§ PROBLEM:
Print the listing as it stands, omitting all images.

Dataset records

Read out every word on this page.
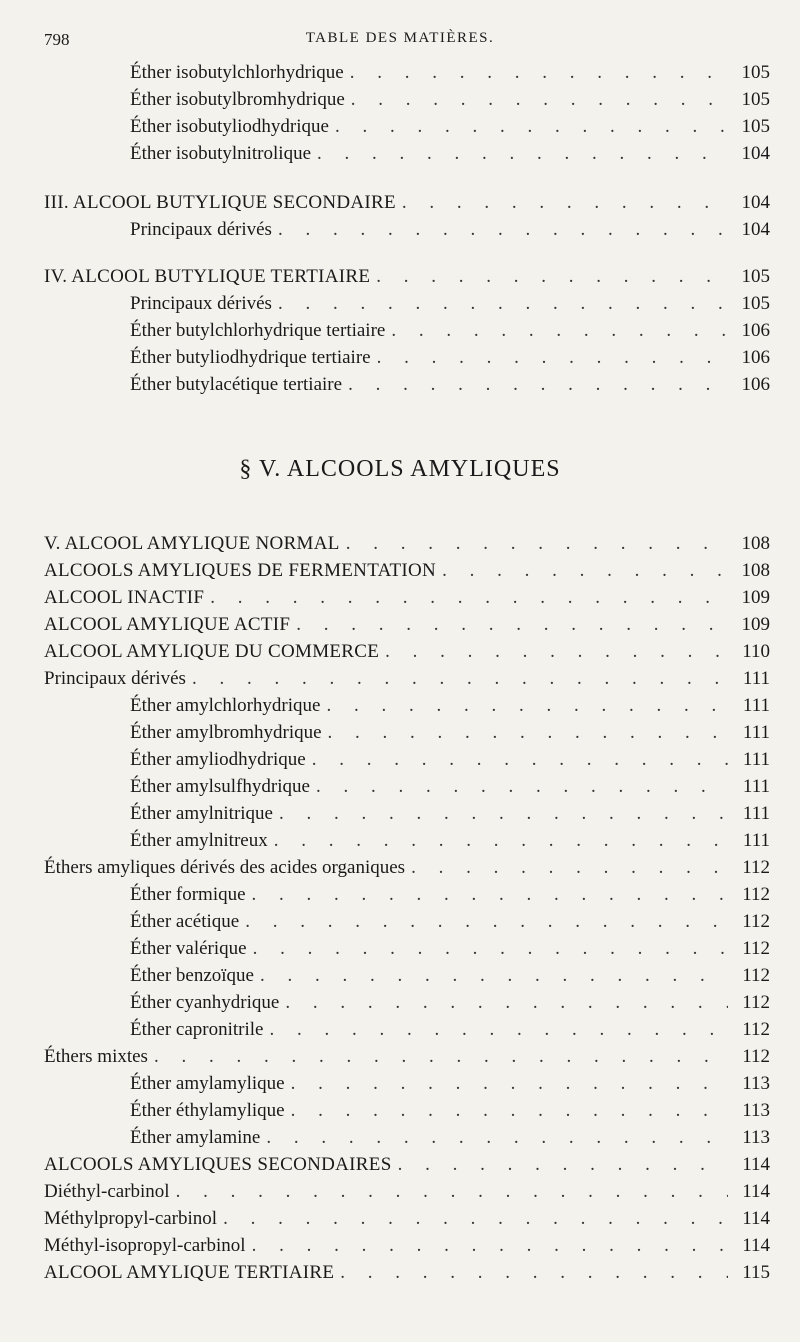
798	TABLE DES MATIÈRES.
Éther isobutylchlorhydrique . . .	105
Éther isobutylbromhydrique . . .	105
Éther isobutyliodhydrique . . .	105
Éther isobutylnitrolique . . .	104
III. ALCOOL BUTYLIQUE SECONDAIRE . . .	104
Principaux dérivés . . .	104
IV. ALCOOL BUTYLIQUE TERTIAIRE . . .	105
Principaux dérivés . . .	105
Éther butylchlorhydrique tertiaire . . .	106
Éther butyliodhydrique tertiaire . . .	106
Éther butylacétique tertiaire . . .	106
§ V. ALCOOLS AMYLIQUES
V. ALCOOL AMYLIQUE NORMAL . . .	108
ALCOOLS AMYLIQUES DE FERMENTATION . . .	108
ALCOOL INACTIF . . .	109
ALCOOL AMYLIQUE ACTIF . . .	109
ALCOOL AMYLIQUE DU COMMERCE . . .	110
Principaux dérivés . . .	111
Éther amylchlorhydrique . . .	111
Éther amylbromhydrique . . .	111
Éther amyliodhydrique . . .	111
Éther amylsulfhydrique . . .	111
Éther amylnitrique . . .	111
Éther amylnitreux . . .	111
Éthers amyliques dérivés des acides organiques . . .	112
Éther formique . . .	112
Éther acétique . . .	112
Éther valérique . . .	112
Éther benzoïque . . .	112
Éther cyanhydrique . . .	112
Éther capronitrile . . .	112
Éthers mixtes . . .	112
Éther amylamylique . . .	113
Éther éthylamylique . . .	113
Éther amylamine . . .	113
ALCOOLS AMYLIQUES SECONDAIRES . . .	114
Diéthyl-carbinol . . .	114
Méthylpropyl-carbinol . . .	114
Méthyl-isopropyl-carbinol . . .	114
ALCOOL AMYLIQUE TERTIAIRE . . .	115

§ ANSWER:
Read out every word on this page.
798	TABLE DES MATIÈRES.
Éther isobutylchlorhydrique . . .	105
Éther isobutylbromhydrique . . .	105
Éther isobutyliodhydrique . . .	105
Éther isobutylnitrolique . . .	104
III. ALCOOL BUTYLIQUE SECONDAIRE . . .	104
Principaux dérivés . . .	104
IV. ALCOOL BUTYLIQUE TERTIAIRE . . .	105
Principaux dérivés . . .	105
Éther butylchlorhydrique tertiaire . . .	106
Éther butyliodhydrique tertiaire . . .	106
Éther butylacétique tertiaire . . .	106
§ V. ALCOOLS AMYLIQUES
V. ALCOOL AMYLIQUE NORMAL . . .	108
ALCOOLS AMYLIQUES DE FERMENTATION . . .	108
ALCOOL INACTIF . . .	109
ALCOOL AMYLIQUE ACTIF . . .	109
ALCOOL AMYLIQUE DU COMMERCE . . .	110
Principaux dérivés . . .	111
Éther amylchlorhydrique . . .	111
Éther amylbromhydrique . . .	111
Éther amyliodhydrique . . .	111
Éther amylsulfhydrique . . .	111
Éther amylnitrique . . .	111
Éther amylnitreux . . .	111
Éthers amyliques dérivés des acides organiques . . .	112
Éther formique . . .	112
Éther acétique . . .	112
Éther valérique . . .	112
Éther benzoïque . . .	112
Éther cyanhydrique . . .	112
Éther capronitrile . . .	112
Éthers mixtes . . .	112
Éther amylamylique . . .	113
Éther éthylamylique . . .	113
Éther amylamine . . .	113
ALCOOLS AMYLIQUES SECONDAIRES . . .	114
Diéthyl-carbinol . . .	114
Méthylpropyl-carbinol . . .	114
Méthyl-isopropyl-carbinol . . .	114
ALCOOL AMYLIQUE TERTIAIRE . . .	115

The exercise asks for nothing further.